◆ **YOUR TASK**: Count every line in the following entries where the word "Last" appears. Give the count alone.

◆ **Dataset rows**:

* * * * *

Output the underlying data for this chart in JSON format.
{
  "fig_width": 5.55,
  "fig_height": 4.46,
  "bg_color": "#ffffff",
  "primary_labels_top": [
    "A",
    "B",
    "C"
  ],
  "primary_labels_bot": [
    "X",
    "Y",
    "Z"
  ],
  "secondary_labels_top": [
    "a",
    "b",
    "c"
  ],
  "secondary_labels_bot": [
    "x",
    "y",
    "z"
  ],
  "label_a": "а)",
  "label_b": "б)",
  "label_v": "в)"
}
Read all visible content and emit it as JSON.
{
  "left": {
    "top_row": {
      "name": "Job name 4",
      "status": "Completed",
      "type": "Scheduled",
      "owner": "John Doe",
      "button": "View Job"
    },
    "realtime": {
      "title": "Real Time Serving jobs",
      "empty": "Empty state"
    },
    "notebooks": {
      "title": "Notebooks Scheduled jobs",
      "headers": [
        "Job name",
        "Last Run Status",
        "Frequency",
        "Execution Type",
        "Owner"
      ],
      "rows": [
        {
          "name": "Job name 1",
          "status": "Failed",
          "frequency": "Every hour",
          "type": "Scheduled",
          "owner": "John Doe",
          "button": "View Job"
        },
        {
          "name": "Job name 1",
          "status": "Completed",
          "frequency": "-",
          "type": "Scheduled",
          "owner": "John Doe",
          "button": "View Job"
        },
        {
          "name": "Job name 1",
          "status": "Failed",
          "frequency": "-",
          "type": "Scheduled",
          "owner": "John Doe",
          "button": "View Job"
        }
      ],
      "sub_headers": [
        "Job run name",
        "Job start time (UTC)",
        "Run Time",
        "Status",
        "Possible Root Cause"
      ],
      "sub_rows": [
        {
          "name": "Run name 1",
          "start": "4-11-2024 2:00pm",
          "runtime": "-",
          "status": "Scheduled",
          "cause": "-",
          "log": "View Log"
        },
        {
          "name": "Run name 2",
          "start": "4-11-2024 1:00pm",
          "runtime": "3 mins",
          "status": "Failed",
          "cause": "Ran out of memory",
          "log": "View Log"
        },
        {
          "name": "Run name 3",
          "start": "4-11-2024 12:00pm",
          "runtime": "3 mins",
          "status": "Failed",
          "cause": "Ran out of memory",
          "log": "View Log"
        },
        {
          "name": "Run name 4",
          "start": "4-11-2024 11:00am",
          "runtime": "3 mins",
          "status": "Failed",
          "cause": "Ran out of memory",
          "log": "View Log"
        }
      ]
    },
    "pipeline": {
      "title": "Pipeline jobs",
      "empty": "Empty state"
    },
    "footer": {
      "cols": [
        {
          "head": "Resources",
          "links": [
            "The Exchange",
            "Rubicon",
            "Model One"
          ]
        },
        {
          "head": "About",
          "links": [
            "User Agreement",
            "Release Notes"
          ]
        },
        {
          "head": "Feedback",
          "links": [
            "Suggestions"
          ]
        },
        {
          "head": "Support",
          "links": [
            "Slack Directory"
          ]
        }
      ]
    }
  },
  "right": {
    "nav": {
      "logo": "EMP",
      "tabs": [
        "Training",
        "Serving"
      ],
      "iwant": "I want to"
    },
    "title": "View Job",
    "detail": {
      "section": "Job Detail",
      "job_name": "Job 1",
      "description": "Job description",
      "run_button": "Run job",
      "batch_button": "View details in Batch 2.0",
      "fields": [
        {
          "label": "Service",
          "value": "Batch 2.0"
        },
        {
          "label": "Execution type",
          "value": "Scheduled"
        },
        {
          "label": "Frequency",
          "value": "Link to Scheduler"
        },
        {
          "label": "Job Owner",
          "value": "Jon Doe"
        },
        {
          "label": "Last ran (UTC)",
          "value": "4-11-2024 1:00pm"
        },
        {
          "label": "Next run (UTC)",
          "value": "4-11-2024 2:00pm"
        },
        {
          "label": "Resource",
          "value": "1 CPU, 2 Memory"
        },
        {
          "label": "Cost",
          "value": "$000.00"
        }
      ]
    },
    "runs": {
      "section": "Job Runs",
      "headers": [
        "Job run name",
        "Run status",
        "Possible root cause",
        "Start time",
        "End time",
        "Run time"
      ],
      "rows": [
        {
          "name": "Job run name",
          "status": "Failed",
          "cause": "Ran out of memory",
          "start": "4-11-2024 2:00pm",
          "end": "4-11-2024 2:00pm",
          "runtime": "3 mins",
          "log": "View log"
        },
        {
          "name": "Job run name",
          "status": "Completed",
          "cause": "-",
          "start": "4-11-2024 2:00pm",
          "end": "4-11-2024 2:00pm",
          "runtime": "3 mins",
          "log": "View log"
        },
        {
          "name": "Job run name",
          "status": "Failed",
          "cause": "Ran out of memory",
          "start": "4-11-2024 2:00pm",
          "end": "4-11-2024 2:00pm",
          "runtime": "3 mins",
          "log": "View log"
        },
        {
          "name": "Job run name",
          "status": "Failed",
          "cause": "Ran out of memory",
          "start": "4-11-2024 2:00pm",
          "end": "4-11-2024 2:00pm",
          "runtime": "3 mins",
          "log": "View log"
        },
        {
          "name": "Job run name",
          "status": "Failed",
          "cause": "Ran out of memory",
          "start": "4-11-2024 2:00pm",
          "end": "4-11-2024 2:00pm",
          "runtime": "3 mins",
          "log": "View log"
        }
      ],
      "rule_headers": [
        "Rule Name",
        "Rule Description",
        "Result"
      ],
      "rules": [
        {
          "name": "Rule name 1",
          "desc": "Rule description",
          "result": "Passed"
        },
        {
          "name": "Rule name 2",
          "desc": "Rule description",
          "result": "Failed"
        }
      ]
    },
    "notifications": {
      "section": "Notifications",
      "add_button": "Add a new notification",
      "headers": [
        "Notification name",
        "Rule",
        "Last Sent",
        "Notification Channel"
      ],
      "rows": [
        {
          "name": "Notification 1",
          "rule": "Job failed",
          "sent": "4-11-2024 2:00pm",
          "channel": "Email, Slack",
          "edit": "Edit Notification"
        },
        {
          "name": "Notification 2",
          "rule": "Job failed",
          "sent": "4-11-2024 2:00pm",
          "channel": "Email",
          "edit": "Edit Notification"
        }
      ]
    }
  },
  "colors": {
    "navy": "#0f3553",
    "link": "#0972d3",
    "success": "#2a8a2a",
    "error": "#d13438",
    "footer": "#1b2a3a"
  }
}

* * * * *

◆ **ANSWER FOR THIS EXERCISE**: 3